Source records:
◆ ◆ ◆ ◆

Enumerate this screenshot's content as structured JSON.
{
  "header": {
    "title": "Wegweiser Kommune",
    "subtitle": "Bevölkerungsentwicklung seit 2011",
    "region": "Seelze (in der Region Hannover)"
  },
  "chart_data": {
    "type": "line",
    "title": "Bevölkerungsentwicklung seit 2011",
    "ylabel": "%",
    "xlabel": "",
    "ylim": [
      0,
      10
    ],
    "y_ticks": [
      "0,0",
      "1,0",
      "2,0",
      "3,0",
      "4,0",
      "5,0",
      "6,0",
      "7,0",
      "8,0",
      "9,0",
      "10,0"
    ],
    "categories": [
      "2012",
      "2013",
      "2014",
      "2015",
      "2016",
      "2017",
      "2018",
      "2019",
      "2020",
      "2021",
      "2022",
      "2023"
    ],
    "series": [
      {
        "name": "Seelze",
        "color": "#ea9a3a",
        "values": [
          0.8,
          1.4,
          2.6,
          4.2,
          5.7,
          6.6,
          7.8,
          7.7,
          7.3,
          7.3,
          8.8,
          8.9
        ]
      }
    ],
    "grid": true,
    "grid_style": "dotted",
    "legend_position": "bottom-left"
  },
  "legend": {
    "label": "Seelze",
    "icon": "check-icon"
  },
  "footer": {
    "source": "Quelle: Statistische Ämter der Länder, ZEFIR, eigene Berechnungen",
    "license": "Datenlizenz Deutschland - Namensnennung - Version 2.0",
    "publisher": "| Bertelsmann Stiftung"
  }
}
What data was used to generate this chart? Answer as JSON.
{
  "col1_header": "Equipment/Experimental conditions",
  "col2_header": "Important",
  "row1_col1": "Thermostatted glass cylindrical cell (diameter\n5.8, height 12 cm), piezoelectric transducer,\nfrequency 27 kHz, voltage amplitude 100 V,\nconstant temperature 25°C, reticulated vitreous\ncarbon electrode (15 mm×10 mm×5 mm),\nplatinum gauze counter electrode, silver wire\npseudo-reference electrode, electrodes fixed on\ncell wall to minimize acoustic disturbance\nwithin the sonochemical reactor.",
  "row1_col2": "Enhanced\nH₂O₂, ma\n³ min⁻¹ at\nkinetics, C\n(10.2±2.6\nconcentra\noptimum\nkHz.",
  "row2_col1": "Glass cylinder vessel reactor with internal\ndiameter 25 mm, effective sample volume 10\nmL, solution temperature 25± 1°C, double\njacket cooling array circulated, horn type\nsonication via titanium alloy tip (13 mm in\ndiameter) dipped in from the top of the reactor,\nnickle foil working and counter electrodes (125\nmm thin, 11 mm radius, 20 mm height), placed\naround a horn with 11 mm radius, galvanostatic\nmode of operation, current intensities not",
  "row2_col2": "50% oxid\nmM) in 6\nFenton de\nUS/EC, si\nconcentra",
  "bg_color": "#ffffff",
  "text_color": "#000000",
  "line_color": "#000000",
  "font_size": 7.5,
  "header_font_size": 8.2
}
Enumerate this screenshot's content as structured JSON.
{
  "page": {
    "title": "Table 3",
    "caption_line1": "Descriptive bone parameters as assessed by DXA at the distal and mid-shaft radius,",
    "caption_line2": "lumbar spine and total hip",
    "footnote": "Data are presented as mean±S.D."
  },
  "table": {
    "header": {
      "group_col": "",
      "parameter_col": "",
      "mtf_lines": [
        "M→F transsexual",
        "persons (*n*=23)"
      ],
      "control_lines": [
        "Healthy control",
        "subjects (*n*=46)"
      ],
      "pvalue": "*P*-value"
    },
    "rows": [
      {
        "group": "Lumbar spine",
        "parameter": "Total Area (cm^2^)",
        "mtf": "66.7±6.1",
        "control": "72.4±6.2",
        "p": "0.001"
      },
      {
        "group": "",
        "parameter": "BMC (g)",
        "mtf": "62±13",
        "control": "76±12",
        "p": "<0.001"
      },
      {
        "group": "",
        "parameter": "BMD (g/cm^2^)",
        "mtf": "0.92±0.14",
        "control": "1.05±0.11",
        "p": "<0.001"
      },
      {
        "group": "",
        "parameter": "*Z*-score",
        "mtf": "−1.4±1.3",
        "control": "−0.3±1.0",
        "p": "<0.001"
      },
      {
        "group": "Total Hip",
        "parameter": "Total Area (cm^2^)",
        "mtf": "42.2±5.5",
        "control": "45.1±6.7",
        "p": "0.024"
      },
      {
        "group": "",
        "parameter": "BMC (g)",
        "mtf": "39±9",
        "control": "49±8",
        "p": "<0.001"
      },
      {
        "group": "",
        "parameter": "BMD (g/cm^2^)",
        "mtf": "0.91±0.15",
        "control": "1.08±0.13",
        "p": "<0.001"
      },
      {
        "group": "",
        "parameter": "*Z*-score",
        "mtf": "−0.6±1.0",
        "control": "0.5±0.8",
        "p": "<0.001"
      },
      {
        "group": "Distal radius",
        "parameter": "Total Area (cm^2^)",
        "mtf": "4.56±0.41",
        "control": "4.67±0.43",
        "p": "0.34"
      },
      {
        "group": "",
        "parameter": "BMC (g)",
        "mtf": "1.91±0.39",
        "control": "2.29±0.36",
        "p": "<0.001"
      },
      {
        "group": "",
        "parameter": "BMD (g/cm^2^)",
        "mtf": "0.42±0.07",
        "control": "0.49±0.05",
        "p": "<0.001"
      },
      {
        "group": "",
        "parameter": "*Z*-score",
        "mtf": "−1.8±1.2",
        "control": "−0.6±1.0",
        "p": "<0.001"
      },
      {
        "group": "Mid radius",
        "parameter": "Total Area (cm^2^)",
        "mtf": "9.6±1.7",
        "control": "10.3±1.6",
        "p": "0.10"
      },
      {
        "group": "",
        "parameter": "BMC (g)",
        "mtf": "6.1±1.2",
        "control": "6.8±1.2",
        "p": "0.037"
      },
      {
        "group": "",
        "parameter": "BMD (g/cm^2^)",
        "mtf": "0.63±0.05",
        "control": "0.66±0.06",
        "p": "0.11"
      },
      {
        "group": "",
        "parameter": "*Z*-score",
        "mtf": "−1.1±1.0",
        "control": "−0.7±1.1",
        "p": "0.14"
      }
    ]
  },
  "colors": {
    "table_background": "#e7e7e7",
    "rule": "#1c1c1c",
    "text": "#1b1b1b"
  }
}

◆ ◆ ◆ ◆

Description of the task —
Write out the material exactly as given.

Answer to this exercise —
Enumerate this screenshot's content as structured JSON.
{
  "header": {
    "title": "Wegweiser Kommune",
    "subtitle": "Bevölkerungsentwicklung seit 2011",
    "region": "Seelze (in der Region Hannover)"
  },
  "chart_data": {
    "type": "line",
    "title": "Bevölkerungsentwicklung seit 2011",
    "ylabel": "%",
    "xlabel": "",
    "ylim": [
      0,
      10
    ],
    "y_ticks": [
      "0,0",
      "1,0",
      "2,0",
      "3,0",
      "4,0",
      "5,0",
      "6,0",
      "7,0",
      "8,0",
      "9,0",
      "10,0"
    ],
    "categories": [
      "2012",
      "2013",
      "2014",
      "2015",
      "2016",
      "2017",
      "2018",
      "2019",
      "2020",
      "2021",
      "2022",
      "2023"
    ],
    "series": [
      {
        "name": "Seelze",
        "color": "#ea9a3a",
        "values": [
          0.8,
          1.4,
          2.6,
          4.2,
          5.7,
          6.6,
          7.8,
          7.7,
          7.3,
          7.3,
          8.8,
          8.9
        ]
      }
    ],
    "grid": true,
    "grid_style": "dotted",
    "legend_position": "bottom-left"
  },
  "legend": {
    "label": "Seelze",
    "icon": "check-icon"
  },
  "footer": {
    "source": "Quelle: Statistische Ämter der Länder, ZEFIR, eigene Berechnungen",
    "license": "Datenlizenz Deutschland - Namensnennung - Version 2.0",
    "publisher": "| Bertelsmann Stiftung"
  }
}
What data was used to generate this chart? Answer as JSON.
{
  "col1_header": "Equipment/Experimental conditions",
  "col2_header": "Important",
  "row1_col1": "Thermostatted glass cylindrical cell (diameter\n5.8, height 12 cm), piezoelectric transducer,\nfrequency 27 kHz, voltage amplitude 100 V,\nconstant temperature 25°C, reticulated vitreous\ncarbon electrode (15 mm×10 mm×5 mm),\nplatinum gauze counter electrode, silver wire\npseudo-reference electrode, electrodes fixed on\ncell wall to minimize acoustic disturbance\nwithin the sonochemical reactor.",
  "row1_col2": "Enhanced\nH₂O₂, ma\n³ min⁻¹ at\nkinetics, C\n(10.2±2.6\nconcentra\noptimum\nkHz.",
  "row2_col1": "Glass cylinder vessel reactor with internal\ndiameter 25 mm, effective sample volume 10\nmL, solution temperature 25± 1°C, double\njacket cooling array circulated, horn type\nsonication via titanium alloy tip (13 mm in\ndiameter) dipped in from the top of the reactor,\nnickle foil working and counter electrodes (125\nmm thin, 11 mm radius, 20 mm height), placed\naround a horn with 11 mm radius, galvanostatic\nmode of operation, current intensities not",
  "row2_col2": "50% oxid\nmM) in 6\nFenton de\nUS/EC, si\nconcentra",
  "bg_color": "#ffffff",
  "text_color": "#000000",
  "line_color": "#000000",
  "font_size": 7.5,
  "header_font_size": 8.2
}
Enumerate this screenshot's content as structured JSON.
{
  "page": {
    "title": "Table 3",
    "caption_line1": "Descriptive bone parameters as assessed by DXA at the distal and mid-shaft radius,",
    "caption_line2": "lumbar spine and total hip",
    "footnote": "Data are presented as mean±S.D."
  },
  "table": {
    "header": {
      "group_col": "",
      "parameter_col": "",
      "mtf_lines": [
        "M→F transsexual",
        "persons (*n*=23)"
      ],
      "control_lines": [
        "Healthy control",
        "subjects (*n*=46)"
      ],
      "pvalue": "*P*-value"
    },
    "rows": [
      {
        "group": "Lumbar spine",
        "parameter": "Total Area (cm^2^)",
        "mtf": "66.7±6.1",
        "control": "72.4±6.2",
        "p": "0.001"
      },
      {
        "group": "",
        "parameter": "BMC (g)",
        "mtf": "62±13",
        "control": "76±12",
        "p": "<0.001"
      },
      {
        "group": "",
        "parameter": "BMD (g/cm^2^)",
        "mtf": "0.92±0.14",
        "control": "1.05±0.11",
        "p": "<0.001"
      },
      {
        "group": "",
        "parameter": "*Z*-score",
        "mtf": "−1.4±1.3",
        "control": "−0.3±1.0",
        "p": "<0.001"
      },
      {
        "group": "Total Hip",
        "parameter": "Total Area (cm^2^)",
        "mtf": "42.2±5.5",
        "control": "45.1±6.7",
        "p": "0.024"
      },
      {
        "group": "",
        "parameter": "BMC (g)",
        "mtf": "39±9",
        "control": "49±8",
        "p": "<0.001"
      },
      {
        "group": "",
        "parameter": "BMD (g/cm^2^)",
        "mtf": "0.91±0.15",
        "control": "1.08±0.13",
        "p": "<0.001"
      },
      {
        "group": "",
        "parameter": "*Z*-score",
        "mtf": "−0.6±1.0",
        "control": "0.5±0.8",
        "p": "<0.001"
      },
      {
        "group": "Distal radius",
        "parameter": "Total Area (cm^2^)",
        "mtf": "4.56±0.41",
        "control": "4.67±0.43",
        "p": "0.34"
      },
      {
        "group": "",
        "parameter": "BMC (g)",
        "mtf": "1.91±0.39",
        "control": "2.29±0.36",
        "p": "<0.001"
      },
      {
        "group": "",
        "parameter": "BMD (g/cm^2^)",
        "mtf": "0.42±0.07",
        "control": "0.49±0.05",
        "p": "<0.001"
      },
      {
        "group": "",
        "parameter": "*Z*-score",
        "mtf": "−1.8±1.2",
        "control": "−0.6±1.0",
        "p": "<0.001"
      },
      {
        "group": "Mid radius",
        "parameter": "Total Area (cm^2^)",
        "mtf": "9.6±1.7",
        "control": "10.3±1.6",
        "p": "0.10"
      },
      {
        "group": "",
        "parameter": "BMC (g)",
        "mtf": "6.1±1.2",
        "control": "6.8±1.2",
        "p": "0.037"
      },
      {
        "group": "",
        "parameter": "BMD (g/cm^2^)",
        "mtf": "0.63±0.05",
        "control": "0.66±0.06",
        "p": "0.11"
      },
      {
        "group": "",
        "parameter": "*Z*-score",
        "mtf": "−1.1±1.0",
        "control": "−0.7±1.1",
        "p": "0.14"
      }
    ]
  },
  "colors": {
    "table_background": "#e7e7e7",
    "rule": "#1c1c1c",
    "text": "#1b1b1b"
  }
}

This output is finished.